— BEGIN SOURCE DATA —
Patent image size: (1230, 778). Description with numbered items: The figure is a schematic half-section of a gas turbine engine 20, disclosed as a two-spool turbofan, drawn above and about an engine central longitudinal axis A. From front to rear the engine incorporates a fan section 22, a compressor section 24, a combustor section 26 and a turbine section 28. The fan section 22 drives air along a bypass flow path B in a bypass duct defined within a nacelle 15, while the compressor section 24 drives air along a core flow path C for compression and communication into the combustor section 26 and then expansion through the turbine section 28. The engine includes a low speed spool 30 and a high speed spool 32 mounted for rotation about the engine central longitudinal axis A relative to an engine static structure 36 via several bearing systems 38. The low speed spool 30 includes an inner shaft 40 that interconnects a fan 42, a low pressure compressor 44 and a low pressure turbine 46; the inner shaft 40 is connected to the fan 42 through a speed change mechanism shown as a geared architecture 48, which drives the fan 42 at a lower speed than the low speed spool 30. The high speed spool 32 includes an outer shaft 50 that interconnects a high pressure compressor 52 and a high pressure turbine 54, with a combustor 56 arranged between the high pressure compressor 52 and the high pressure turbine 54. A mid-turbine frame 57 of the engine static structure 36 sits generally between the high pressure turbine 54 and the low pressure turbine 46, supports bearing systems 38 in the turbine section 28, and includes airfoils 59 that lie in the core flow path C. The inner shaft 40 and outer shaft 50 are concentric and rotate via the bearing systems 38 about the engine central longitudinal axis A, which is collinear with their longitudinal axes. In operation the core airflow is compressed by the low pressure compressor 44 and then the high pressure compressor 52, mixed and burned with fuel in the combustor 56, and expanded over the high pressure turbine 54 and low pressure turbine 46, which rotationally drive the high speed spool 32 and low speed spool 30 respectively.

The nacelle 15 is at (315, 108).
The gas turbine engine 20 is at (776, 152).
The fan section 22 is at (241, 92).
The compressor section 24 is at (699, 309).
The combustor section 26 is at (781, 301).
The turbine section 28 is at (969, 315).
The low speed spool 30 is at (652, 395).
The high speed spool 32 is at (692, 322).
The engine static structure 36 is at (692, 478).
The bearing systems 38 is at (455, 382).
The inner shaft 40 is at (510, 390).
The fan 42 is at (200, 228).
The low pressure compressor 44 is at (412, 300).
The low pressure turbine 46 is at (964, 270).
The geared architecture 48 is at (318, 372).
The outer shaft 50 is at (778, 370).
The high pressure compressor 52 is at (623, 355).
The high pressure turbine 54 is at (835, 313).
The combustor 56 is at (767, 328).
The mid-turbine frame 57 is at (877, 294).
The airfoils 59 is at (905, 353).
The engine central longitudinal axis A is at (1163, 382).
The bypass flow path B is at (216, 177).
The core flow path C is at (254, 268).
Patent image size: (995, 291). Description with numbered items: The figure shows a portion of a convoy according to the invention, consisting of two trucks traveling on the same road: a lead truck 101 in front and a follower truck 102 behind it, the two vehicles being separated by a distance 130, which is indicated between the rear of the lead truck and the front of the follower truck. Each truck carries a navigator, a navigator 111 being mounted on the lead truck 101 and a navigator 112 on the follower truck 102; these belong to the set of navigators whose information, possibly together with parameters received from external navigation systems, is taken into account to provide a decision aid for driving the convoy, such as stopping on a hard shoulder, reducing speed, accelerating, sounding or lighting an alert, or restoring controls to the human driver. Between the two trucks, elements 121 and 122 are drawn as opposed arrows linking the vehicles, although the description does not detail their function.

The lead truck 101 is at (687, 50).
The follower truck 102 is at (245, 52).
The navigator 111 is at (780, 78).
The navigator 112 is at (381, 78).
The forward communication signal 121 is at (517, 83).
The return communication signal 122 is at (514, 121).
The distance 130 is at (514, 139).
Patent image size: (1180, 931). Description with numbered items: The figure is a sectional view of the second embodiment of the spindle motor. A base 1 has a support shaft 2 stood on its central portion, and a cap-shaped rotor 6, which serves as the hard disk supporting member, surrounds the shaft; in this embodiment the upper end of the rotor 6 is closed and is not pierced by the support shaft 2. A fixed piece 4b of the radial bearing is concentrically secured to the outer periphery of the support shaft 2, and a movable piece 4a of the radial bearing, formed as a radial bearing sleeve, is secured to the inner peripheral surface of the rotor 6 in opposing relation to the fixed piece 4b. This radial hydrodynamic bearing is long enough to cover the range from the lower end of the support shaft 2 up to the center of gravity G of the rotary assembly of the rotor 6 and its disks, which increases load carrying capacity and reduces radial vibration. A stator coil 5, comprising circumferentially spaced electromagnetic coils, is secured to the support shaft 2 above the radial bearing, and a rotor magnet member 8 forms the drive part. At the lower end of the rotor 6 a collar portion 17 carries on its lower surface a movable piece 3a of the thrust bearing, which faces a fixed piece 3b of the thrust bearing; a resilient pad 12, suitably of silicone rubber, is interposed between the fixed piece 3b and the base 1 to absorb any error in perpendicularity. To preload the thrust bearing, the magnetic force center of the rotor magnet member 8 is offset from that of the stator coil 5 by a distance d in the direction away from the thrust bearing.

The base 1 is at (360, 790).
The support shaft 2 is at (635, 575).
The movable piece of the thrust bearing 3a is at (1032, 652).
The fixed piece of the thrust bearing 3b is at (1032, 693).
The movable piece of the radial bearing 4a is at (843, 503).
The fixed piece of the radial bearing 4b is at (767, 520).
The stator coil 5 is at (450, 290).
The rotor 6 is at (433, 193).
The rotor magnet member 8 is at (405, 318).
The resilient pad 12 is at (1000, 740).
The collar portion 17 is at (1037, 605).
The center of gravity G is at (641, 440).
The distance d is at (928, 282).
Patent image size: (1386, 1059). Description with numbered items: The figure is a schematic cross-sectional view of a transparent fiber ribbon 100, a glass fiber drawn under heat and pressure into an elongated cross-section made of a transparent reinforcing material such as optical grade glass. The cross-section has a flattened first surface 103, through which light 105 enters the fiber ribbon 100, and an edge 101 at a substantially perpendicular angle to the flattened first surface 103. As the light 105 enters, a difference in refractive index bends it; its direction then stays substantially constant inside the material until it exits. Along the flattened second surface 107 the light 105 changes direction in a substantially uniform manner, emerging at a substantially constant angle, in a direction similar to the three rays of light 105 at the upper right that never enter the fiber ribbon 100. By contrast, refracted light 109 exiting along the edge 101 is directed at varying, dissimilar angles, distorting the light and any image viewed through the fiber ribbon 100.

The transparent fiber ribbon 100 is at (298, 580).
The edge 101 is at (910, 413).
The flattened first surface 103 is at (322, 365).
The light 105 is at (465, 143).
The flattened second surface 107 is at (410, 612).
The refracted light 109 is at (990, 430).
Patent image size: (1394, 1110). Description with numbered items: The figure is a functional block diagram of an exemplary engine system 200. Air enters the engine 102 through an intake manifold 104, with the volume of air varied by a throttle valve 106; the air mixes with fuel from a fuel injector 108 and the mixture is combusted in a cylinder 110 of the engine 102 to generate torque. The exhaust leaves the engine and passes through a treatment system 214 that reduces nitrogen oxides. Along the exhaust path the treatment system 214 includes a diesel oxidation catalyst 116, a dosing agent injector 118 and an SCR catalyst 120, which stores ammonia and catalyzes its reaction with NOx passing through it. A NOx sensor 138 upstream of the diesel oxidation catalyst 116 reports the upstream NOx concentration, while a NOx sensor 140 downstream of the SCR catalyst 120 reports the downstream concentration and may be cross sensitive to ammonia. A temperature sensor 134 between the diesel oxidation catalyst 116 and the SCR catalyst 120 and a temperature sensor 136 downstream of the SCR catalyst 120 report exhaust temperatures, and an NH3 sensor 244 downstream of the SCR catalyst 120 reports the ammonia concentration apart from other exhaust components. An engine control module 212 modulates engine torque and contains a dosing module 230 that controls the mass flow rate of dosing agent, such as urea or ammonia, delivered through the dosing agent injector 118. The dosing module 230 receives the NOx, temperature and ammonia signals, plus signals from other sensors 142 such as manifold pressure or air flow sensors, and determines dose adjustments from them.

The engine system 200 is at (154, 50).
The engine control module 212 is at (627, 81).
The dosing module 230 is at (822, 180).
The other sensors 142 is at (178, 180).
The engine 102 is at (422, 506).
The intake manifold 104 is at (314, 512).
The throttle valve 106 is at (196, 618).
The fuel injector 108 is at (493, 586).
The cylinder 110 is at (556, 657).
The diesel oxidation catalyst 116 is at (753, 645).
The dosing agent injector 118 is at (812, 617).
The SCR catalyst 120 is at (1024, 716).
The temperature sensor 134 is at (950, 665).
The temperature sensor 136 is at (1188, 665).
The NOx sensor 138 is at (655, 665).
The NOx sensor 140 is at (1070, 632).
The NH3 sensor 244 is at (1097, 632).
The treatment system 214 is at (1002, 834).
— END SOURCE DATA —
▶ STATED TASK
Copy out the material exactly, starting at the line with "Patent image size: (1386, 1059)." and continuing up to and including the line with "The flattened second surface 107 is".

▶ SOLUTION
Patent image size: (1386, 1059). Description with numbered items: The figure is a schematic cross-sectional view of a transparent fiber ribbon 100, a glass fiber drawn under heat and pressure into an elongated cross-section made of a transparent reinforcing material such as optical grade glass. The cross-section has a flattened first surface 103, through which light 105 enters the fiber ribbon 100, and an edge 101 at a substantially perpendicular angle to the flattened first surface 103. As the light 105 enters, a difference in refractive index bends it; its direction then stays substantially constant inside the material until it exits. Along the flattened second surface 107 the light 105 changes direction in a substantially uniform manner, emerging at a substantially constant angle, in a direction similar to the three rays of light 105 at the upper right that never enter the fiber ribbon 100. By contrast, refracted light 109 exiting along the edge 101 is directed at varying, dissimilar angles, distorting the light and any image viewed through the fiber ribbon 100.

The transparent fiber ribbon 100 is at (298, 580).
The edge 101 is at (910, 413).
The flattened first surface 103 is at (322, 365).
The light 105 is at (465, 143).
The flattened second surface 107 is at (410, 612).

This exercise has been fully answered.